## EXERCISE AIM
Output the records exactly as they appear, with no pictures included.

-- Start of DATA IN THIS EXERCISE --

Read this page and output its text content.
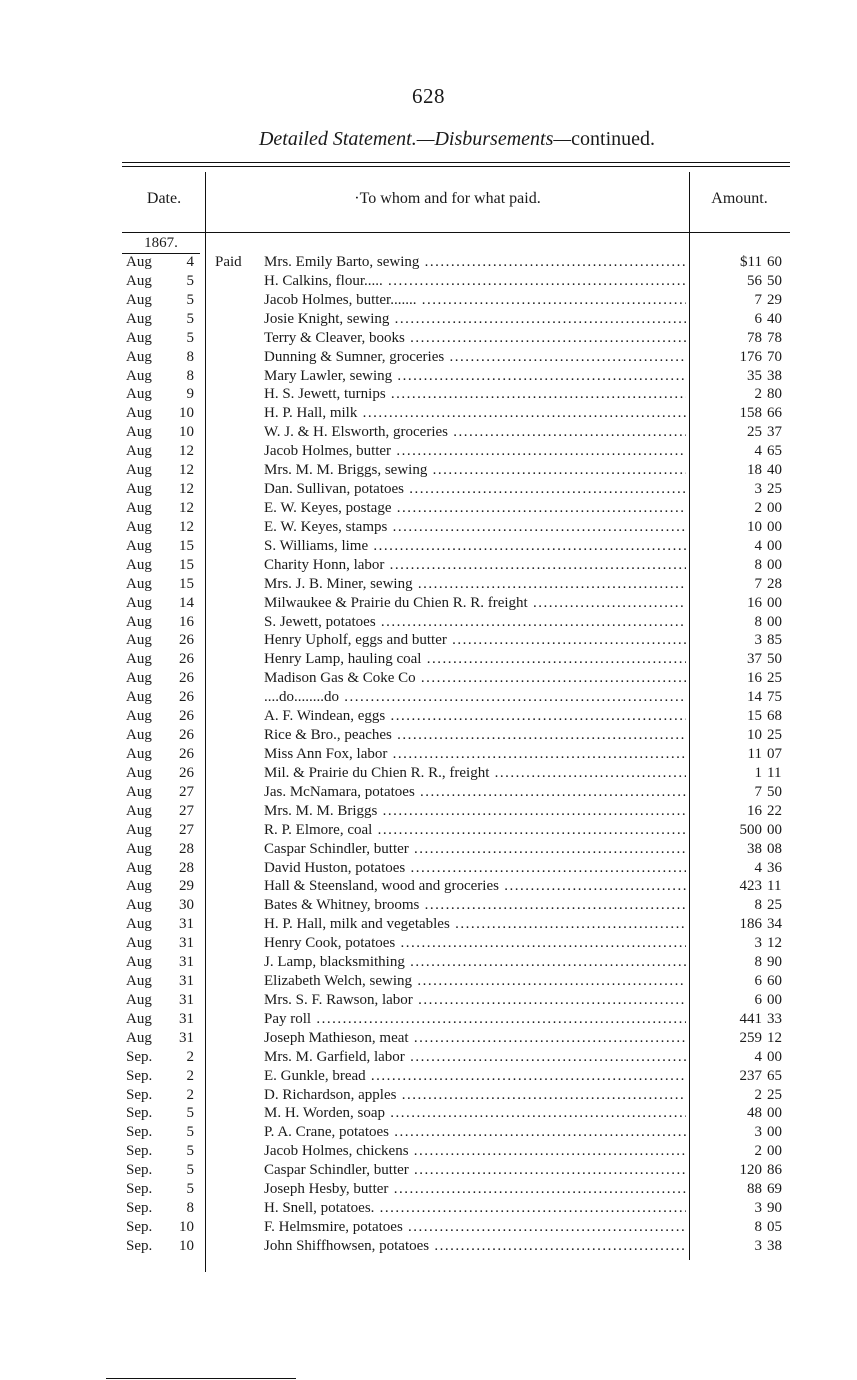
628
Detailed Statement.—Disbursements—continued.
Date.	·To whom and for what paid.	Amount.
1867.
Aug	4 Paid Mrs. Emily Barto, sewing .....	$11 60
Aug	5	H. Calkins, flour..... .....	56 50
Aug	5	Jacob Holmes, butter....... .....	7 29
Aug	5	Josie Knight, sewing .....	6 40
Aug	5	Terry & Cleaver, books .....	78 78
Aug	8	Dunning & Sumner, groceries .....	176 70
Aug	8	Mary Lawler, sewing .....	35 38
Aug	9	H. S. Jewett, turnips .....	2 80
Aug	10	H. P. Hall, milk .....	158 66
Aug	10	W. J. & H. Elsworth, groceries .....	25 37
Aug	12	Jacob Holmes, butter .....	4 65
Aug	12	Mrs. M. M. Briggs, sewing .....	18 40
Aug	12	Dan. Sullivan, potatoes .....	3 25
Aug	12	E. W. Keyes, postage .....	2 00
Aug	12	E. W. Keyes, stamps .....	10 00
Aug	15	S. Williams, lime .....	4 00
Aug	15	Charity Honn, labor .....	8 00
Aug	15	Mrs. J. B. Miner, sewing .....	7 28
Aug	14	Milwaukee & Prairie du Chien R. R. freight .....	16 00
Aug	16	S. Jewett, potatoes .....	8 00
Aug	26	Henry Upholf, eggs and butter .....	3 85
Aug	26	Henry Lamp, hauling coal .....	37 50
Aug	26	Madison Gas & Coke Co .....	16 25
Aug	26	....do........do .....	14 75
Aug	26	A. F. Windean, eggs .....	15 68
Aug	26	Rice & Bro., peaches .....	10 25
Aug	26	Miss Ann Fox, labor .....	11 07
Aug	26	Mil. & Prairie du Chien R. R., freight .....	1 11
Aug	27	Jas. McNamara, potatoes .....	7 50
Aug	27	Mrs. M. M. Briggs .....	16 22
Aug	27	R. P. Elmore, coal .....	500 00
Aug	28	Caspar Schindler, butter .....	38 08
Aug	28	David Huston, potatoes .....	4 36
Aug	29	Hall & Steensland, wood and groceries .....	423 11
Aug	30	Bates & Whitney, brooms .....	8 25
Aug	31	H. P. Hall, milk and vegetables .....	186 34
Aug	31	Henry Cook, potatoes .....	3 12
Aug	31	J. Lamp, blacksmithing .....	8 90
Aug	31	Elizabeth Welch, sewing .....	6 60
Aug	31	Mrs. S. F. Rawson, labor .....	6 00
Aug	31	Pay roll .....	441 33
Aug	31	Joseph Mathieson, meat .....	259 12
Sep.	2	Mrs. M. Garfield, labor .....	4 00
Sep.	2	E. Gunkle, bread .....	237 65
Sep.	2	D. Richardson, apples .....	2 25
Sep.	5	M. H. Worden, soap .....	48 00
Sep.	5	P. A. Crane, potatoes .....	3 00
Sep.	5	Jacob Holmes, chickens .....	2 00
Sep.	5	Caspar Schindler, butter .....	120 86
Sep.	5	Joseph Hesby, butter .....	88 69
Sep.	8	H. Snell, potatoes. .....	3 90
Sep.	10	F. Helmsmire, potatoes .....	8 05
Sep.	10	John Shiffhowsen, potatoes .....	3 38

-- End of DATA IN THIS EXERCISE --

## WRITTEN SOLUTION
Read this page and output its text content.
628
Detailed Statement.—Disbursements—continued.
Date.	·To whom and for what paid.	Amount.
1867.
Aug	4 Paid Mrs. Emily Barto, sewing .....	$11 60
Aug	5	H. Calkins, flour..... .....	56 50
Aug	5	Jacob Holmes, butter....... .....	7 29
Aug	5	Josie Knight, sewing .....	6 40
Aug	5	Terry & Cleaver, books .....	78 78
Aug	8	Dunning & Sumner, groceries .....	176 70
Aug	8	Mary Lawler, sewing .....	35 38
Aug	9	H. S. Jewett, turnips .....	2 80
Aug	10	H. P. Hall, milk .....	158 66
Aug	10	W. J. & H. Elsworth, groceries .....	25 37
Aug	12	Jacob Holmes, butter .....	4 65
Aug	12	Mrs. M. M. Briggs, sewing .....	18 40
Aug	12	Dan. Sullivan, potatoes .....	3 25
Aug	12	E. W. Keyes, postage .....	2 00
Aug	12	E. W. Keyes, stamps .....	10 00
Aug	15	S. Williams, lime .....	4 00
Aug	15	Charity Honn, labor .....	8 00
Aug	15	Mrs. J. B. Miner, sewing .....	7 28
Aug	14	Milwaukee & Prairie du Chien R. R. freight .....	16 00
Aug	16	S. Jewett, potatoes .....	8 00
Aug	26	Henry Upholf, eggs and butter .....	3 85
Aug	26	Henry Lamp, hauling coal .....	37 50
Aug	26	Madison Gas & Coke Co .....	16 25
Aug	26	....do........do .....	14 75
Aug	26	A. F. Windean, eggs .....	15 68
Aug	26	Rice & Bro., peaches .....	10 25
Aug	26	Miss Ann Fox, labor .....	11 07
Aug	26	Mil. & Prairie du Chien R. R., freight .....	1 11
Aug	27	Jas. McNamara, potatoes .....	7 50
Aug	27	Mrs. M. M. Briggs .....	16 22
Aug	27	R. P. Elmore, coal .....	500 00
Aug	28	Caspar Schindler, butter .....	38 08
Aug	28	David Huston, potatoes .....	4 36
Aug	29	Hall & Steensland, wood and groceries .....	423 11
Aug	30	Bates & Whitney, brooms .....	8 25
Aug	31	H. P. Hall, milk and vegetables .....	186 34
Aug	31	Henry Cook, potatoes .....	3 12
Aug	31	J. Lamp, blacksmithing .....	8 90
Aug	31	Elizabeth Welch, sewing .....	6 60
Aug	31	Mrs. S. F. Rawson, labor .....	6 00
Aug	31	Pay roll .....	441 33
Aug	31	Joseph Mathieson, meat .....	259 12
Sep.	2	Mrs. M. Garfield, labor .....	4 00
Sep.	2	E. Gunkle, bread .....	237 65
Sep.	2	D. Richardson, apples .....	2 25
Sep.	5	M. H. Worden, soap .....	48 00
Sep.	5	P. A. Crane, potatoes .....	3 00
Sep.	5	Jacob Holmes, chickens .....	2 00
Sep.	5	Caspar Schindler, butter .....	120 86
Sep.	5	Joseph Hesby, butter .....	88 69
Sep.	8	H. Snell, potatoes. .....	3 90
Sep.	10	F. Helmsmire, potatoes .....	8 05
Sep.	10	John Shiffhowsen, potatoes .....	3 38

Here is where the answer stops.